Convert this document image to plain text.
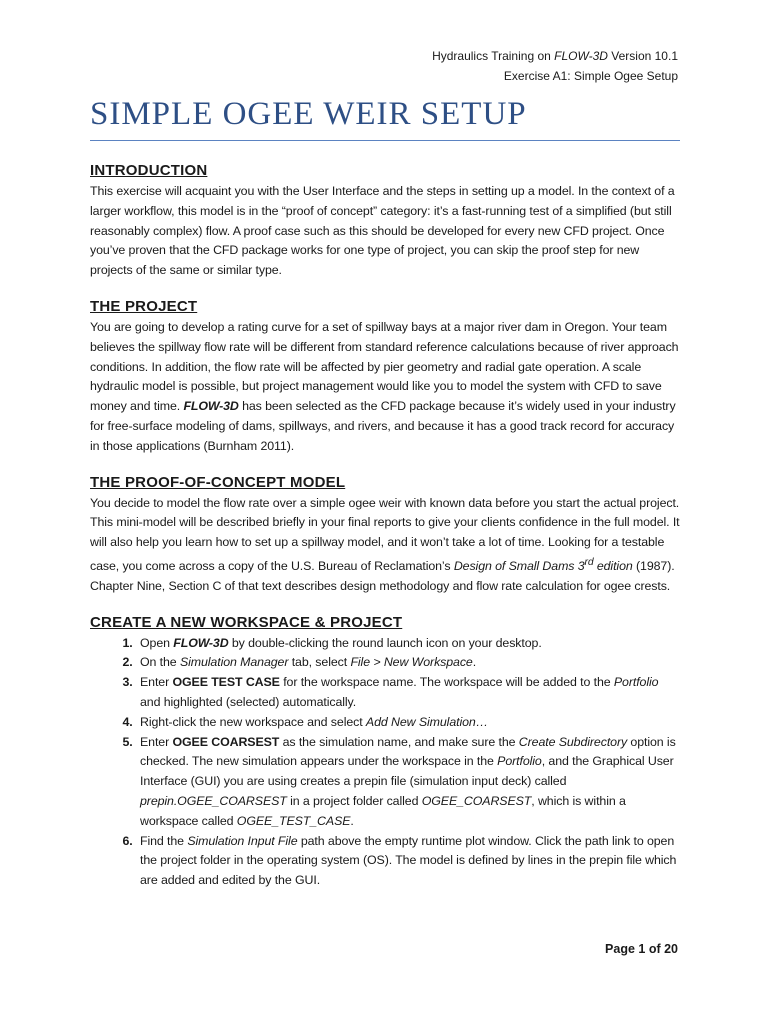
Hydraulics Training on FLOW-3D Version 10.1
Exercise A1: Simple Ogee Setup
SIMPLE OGEE WEIR SETUP
INTRODUCTION

This exercise will acquaint you with the User Interface and the steps in setting up a model. In the context of a larger workflow, this model is in the “proof of concept” category: it’s a fast-running test of a simplified (but still reasonably complex) flow. A proof case such as this should be developed for every new CFD project. Once you’ve proven that the CFD package works for one type of project, you can skip the proof step for new projects of the same or similar type.

THE PROJECT

You are going to develop a rating curve for a set of spillway bays at a major river dam in Oregon. Your team believes the spillway flow rate will be different from standard reference calculations because of river approach conditions. In addition, the flow rate will be affected by pier geometry and radial gate operation. A scale hydraulic model is possible, but project management would like you to model the system with CFD to save money and time. FLOW-3D has been selected as the CFD package because it’s widely used in your industry for free-surface modeling of dams, spillways, and rivers, and because it has a good track record for accuracy in those applications (Burnham 2011).

THE PROOF-OF-CONCEPT MODEL

You decide to model the flow rate over a simple ogee weir with known data before you start the actual project. This mini-model will be described briefly in your final reports to give your clients confidence in the full model. It will also help you learn how to set up a spillway model, and it won’t take a lot of time. Looking for a testable case, you come across a copy of the U.S. Bureau of Reclamation’s Design of Small Dams 3rd edition (1987). Chapter Nine, Section C of that text describes design methodology and flow rate calculation for ogee crests.

CREATE A NEW WORKSPACE & PROJECT
1. Open FLOW-3D by double-clicking the round launch icon on your desktop.
2. On the Simulation Manager tab, select File > New Workspace.
3. Enter OGEE TEST CASE for the workspace name. The workspace will be added to the Portfolio and highlighted (selected) automatically.
4. Right-click the new workspace and select Add New Simulation…
5. Enter OGEE COARSEST as the simulation name, and make sure the Create Subdirectory option is checked. The new simulation appears under the workspace in the Portfolio, and the Graphical User Interface (GUI) you are using creates a prepin file (simulation input deck) called prepin.OGEE_COARSEST in a project folder called OGEE_COARSEST, which is within a workspace called OGEE_TEST_CASE.
6. Find the Simulation Input File path above the empty runtime plot window. Click the path link to open the project folder in the operating system (OS). The model is defined by lines in the prepin file which are added and edited by the GUI.
Page 1 of 20
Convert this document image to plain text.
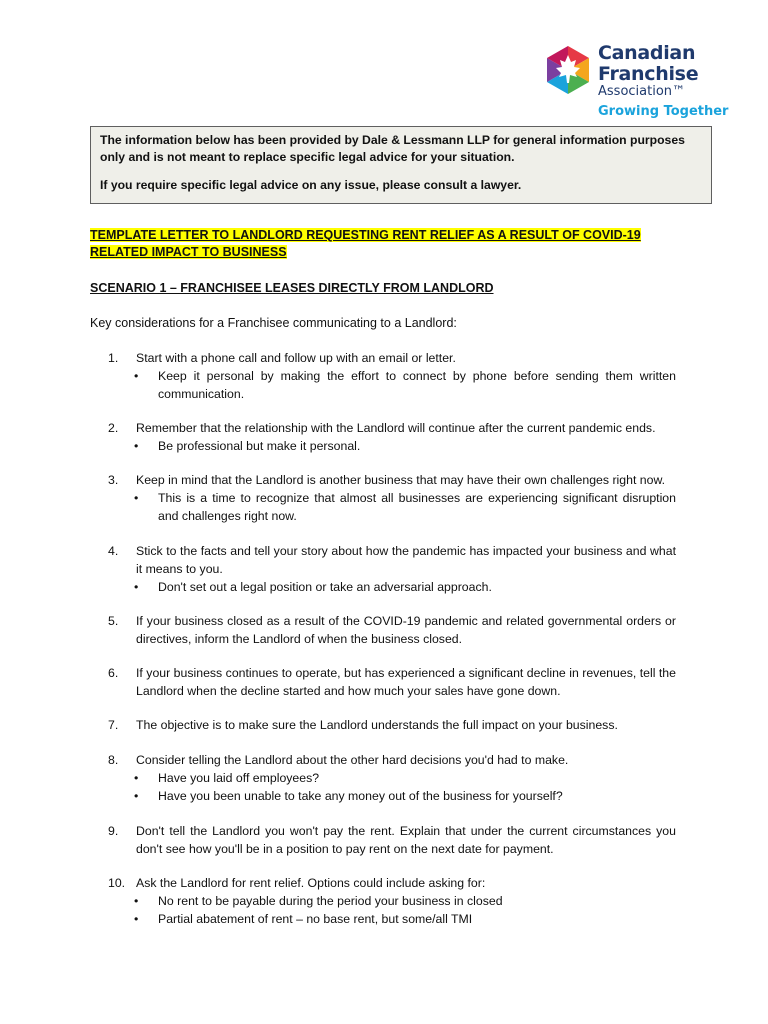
Canadian
Franchise
Association™
Growing Together

The information below has been provided by Dale & Lessmann LLP for general information purposes only and is not meant to replace specific legal advice for your situation.

If you require specific legal advice on any issue, please consult a lawyer.

TEMPLATE LETTER TO LANDLORD REQUESTING RENT RELIEF AS A RESULT OF COVID-19 RELATED IMPACT TO BUSINESS
SCENARIO 1 – FRANCHISEE LEASES DIRECTLY FROM LANDLORD
Key considerations for a Franchisee communicating to a Landlord:
1.	Start with a phone call and follow up with an email or letter.
• Keep it personal by making the effort to connect by phone before sending them written communication.
2.	Remember that the relationship with the Landlord will continue after the current pandemic ends.
• Be professional but make it personal.
3.	Keep in mind that the Landlord is another business that may have their own challenges right now.
• This is a time to recognize that almost all businesses are experiencing significant disruption and challenges right now.
4.	Stick to the facts and tell your story about how the pandemic has impacted your business and what it means to you.
• Don't set out a legal position or take an adversarial approach.
5.	If your business closed as a result of the COVID-19 pandemic and related governmental orders or directives, inform the Landlord of when the business closed.
6.	If your business continues to operate, but has experienced a significant decline in revenues, tell the Landlord when the decline started and how much your sales have gone down.
7.	The objective is to make sure the Landlord understands the full impact on your business.
8.	Consider telling the Landlord about the other hard decisions you'd had to make.
• Have you laid off employees?
• Have you been unable to take any money out of the business for yourself?
9.	Don't tell the Landlord you won't pay the rent. Explain that under the current circumstances you don't see how you'll be in a position to pay rent on the next date for payment.
10. Ask the Landlord for rent relief. Options could include asking for:
• No rent to be payable during the period your business in closed
• Partial abatement of rent – no base rent, but some/all TMI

● **Task brief**: Give the material again exactly as it is, but keep the pictures out.

● **Task output**:
Convert this document image to plain text.
Hydraulics Training on FLOW-3D Version 10.1
Exercise A1: Simple Ogee Setup
SIMPLE OGEE WEIR SETUP
INTRODUCTION

This exercise will acquaint you with the User Interface and the steps in setting up a model. In the context of a larger workflow, this model is in the “proof of concept” category: it’s a fast-running test of a simplified (but still reasonably complex) flow. A proof case such as this should be developed for every new CFD project. Once you’ve proven that the CFD package works for one type of project, you can skip the proof step for new projects of the same or similar type.

THE PROJECT

You are going to develop a rating curve for a set of spillway bays at a major river dam in Oregon. Your team believes the spillway flow rate will be different from standard reference calculations because of river approach conditions. In addition, the flow rate will be affected by pier geometry and radial gate operation. A scale hydraulic model is possible, but project management would like you to model the system with CFD to save money and time. FLOW-3D has been selected as the CFD package because it’s widely used in your industry for free-surface modeling of dams, spillways, and rivers, and because it has a good track record for accuracy in those applications (Burnham 2011).

THE PROOF-OF-CONCEPT MODEL

You decide to model the flow rate over a simple ogee weir with known data before you start the actual project. This mini-model will be described briefly in your final reports to give your clients confidence in the full model. It will also help you learn how to set up a spillway model, and it won’t take a lot of time. Looking for a testable case, you come across a copy of the U.S. Bureau of Reclamation’s Design of Small Dams 3rd edition (1987). Chapter Nine, Section C of that text describes design methodology and flow rate calculation for ogee crests.

CREATE A NEW WORKSPACE & PROJECT
1. Open FLOW-3D by double-clicking the round launch icon on your desktop.
2. On the Simulation Manager tab, select File > New Workspace.
3. Enter OGEE TEST CASE for the workspace name. The workspace will be added to the Portfolio and highlighted (selected) automatically.
4. Right-click the new workspace and select Add New Simulation…
5. Enter OGEE COARSEST as the simulation name, and make sure the Create Subdirectory option is checked. The new simulation appears under the workspace in the Portfolio, and the Graphical User Interface (GUI) you are using creates a prepin file (simulation input deck) called prepin.OGEE_COARSEST in a project folder called OGEE_COARSEST, which is within a workspace called OGEE_TEST_CASE.
6. Find the Simulation Input File path above the empty runtime plot window. Click the path link to open the project folder in the operating system (OS). The model is defined by lines in the prepin file which are added and edited by the GUI.
Page 1 of 20
Convert this document image to plain text.
Canadian
Franchise
Association™
Growing Together

The information below has been provided by Dale & Lessmann LLP for general information purposes only and is not meant to replace specific legal advice for your situation.

If you require specific legal advice on any issue, please consult a lawyer.

TEMPLATE LETTER TO LANDLORD REQUESTING RENT RELIEF AS A RESULT OF COVID-19 RELATED IMPACT TO BUSINESS
SCENARIO 1 – FRANCHISEE LEASES DIRECTLY FROM LANDLORD
Key considerations for a Franchisee communicating to a Landlord:
1.	Start with a phone call and follow up with an email or letter.
• Keep it personal by making the effort to connect by phone before sending them written communication.
2.	Remember that the relationship with the Landlord will continue after the current pandemic ends.
• Be professional but make it personal.
3.	Keep in mind that the Landlord is another business that may have their own challenges right now.
• This is a time to recognize that almost all businesses are experiencing significant disruption and challenges right now.
4.	Stick to the facts and tell your story about how the pandemic has impacted your business and what it means to you.
• Don't set out a legal position or take an adversarial approach.
5.	If your business closed as a result of the COVID-19 pandemic and related governmental orders or directives, inform the Landlord of when the business closed.
6.	If your business continues to operate, but has experienced a significant decline in revenues, tell the Landlord when the decline started and how much your sales have gone down.
7.	The objective is to make sure the Landlord understands the full impact on your business.
8.	Consider telling the Landlord about the other hard decisions you'd had to make.
• Have you laid off employees?
• Have you been unable to take any money out of the business for yourself?
9.	Don't tell the Landlord you won't pay the rent. Explain that under the current circumstances you don't see how you'll be in a position to pay rent on the next date for payment.
10. Ask the Landlord for rent relief. Options could include asking for:
• No rent to be payable during the period your business in closed
• Partial abatement of rent – no base rent, but some/all TMI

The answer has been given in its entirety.